■ **TEXT BLOCK**:

▼

This YouTube video has the following caption:
Revolutionaries in the Nafoosa Mountains, located south west of Tripoli, sing together around a campfire. This region has been under bombardment by tanks shells and rockets after they rose up against Gaddafi's dictatorship.The campfire singing is in Tamazight, or "Berber," and the folks are from Jadu. Below the video you'll find translations in English and Arabic. As the Arabic and one of the comments note, it's an existing song with special words.
Translation (Sung in Amazigh):
Where do you want us to go?
Give me your hand
So we can go to Benghazi
The City of Freedom
So we can go to Zawiya
The City of Martyrs
So we can go to Zintan
The City of Knights
And in the end Libya will be free, and we will live in love and tranquility
Where do you want us to go?
Give me your hand
So we can go to Benghazi
The City of Freedom
So we can go to Zawiya
The City of Martyrs
So we can go to Zintan
The City of Knights
And in the end Libya will be free, and we will live in love and tranquility
الثوار في جادو يحرسون البوابات ويغنون أناشيد بالأمازيغية- تاوالت خاص
الثوار في مدينة يجادو يحرسونها ليل نهار وهم كلهم ايمان بعدالة قضيتهم وينتظرون النصر القريب وهم ينشدون أغاني ثورية بالأمازيغية فكما يقولون :
أين تريد أن ندهب ؟
مدّ لي يدك
كي ندهب لمدينة بنغازي
مدينة الحرية
كي نذهب لمدينة الزاوية
مدينة الشهداء
كي ندهب لمدينة الزنتان
مدينة الفرسان
وفي الختام سوف تتحرر ليبيا ونعيش في حب ووئام .

▲

■ **INSTRUCTIONS**:
(1) Rewrite the video caption starting at the words "This YouTube video" and stopping after "with special words.", with "campfire" replaced by "bonfire".
(2) According to the video caption, what town are the people singing around the campfire from?
The items after this point are separate from the video caption.

■ **EXTRACTED RECORDS**:
▼

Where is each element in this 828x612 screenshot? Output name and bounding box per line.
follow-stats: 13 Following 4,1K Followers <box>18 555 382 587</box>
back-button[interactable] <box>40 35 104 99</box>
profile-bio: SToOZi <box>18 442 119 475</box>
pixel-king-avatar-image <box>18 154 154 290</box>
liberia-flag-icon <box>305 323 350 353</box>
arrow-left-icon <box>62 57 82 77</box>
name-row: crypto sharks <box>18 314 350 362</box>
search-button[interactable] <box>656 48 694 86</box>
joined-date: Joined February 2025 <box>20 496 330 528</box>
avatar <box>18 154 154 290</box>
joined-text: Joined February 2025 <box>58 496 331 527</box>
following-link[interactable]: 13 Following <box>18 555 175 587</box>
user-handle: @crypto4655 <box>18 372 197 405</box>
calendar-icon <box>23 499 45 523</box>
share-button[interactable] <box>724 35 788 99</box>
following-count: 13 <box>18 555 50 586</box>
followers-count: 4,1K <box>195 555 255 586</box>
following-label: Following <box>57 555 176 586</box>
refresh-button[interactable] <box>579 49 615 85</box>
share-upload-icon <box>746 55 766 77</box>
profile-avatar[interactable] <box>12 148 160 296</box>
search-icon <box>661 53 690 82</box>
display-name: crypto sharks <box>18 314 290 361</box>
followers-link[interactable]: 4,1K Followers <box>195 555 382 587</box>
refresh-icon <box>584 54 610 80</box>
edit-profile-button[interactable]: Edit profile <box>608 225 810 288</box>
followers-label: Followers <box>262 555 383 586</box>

▲

■ **ANSWERS GIVEN**:
(1)
This YouTube video has the following caption:
Revolutionaries in the Nafoosa Mountains, located south west of Tripoli, sing together around a bonfire. This region has been under bombardment by tanks shells and rockets after they rose up against Gaddafi's dictatorship.The bonfire singing is in Tamazight, or "Berber," and the folks are from Jadu. Below the video you'll find translations in English and Arabic. As the Arabic and one of the comments note, it's an existing song with special words.

(2) They are from Jadu.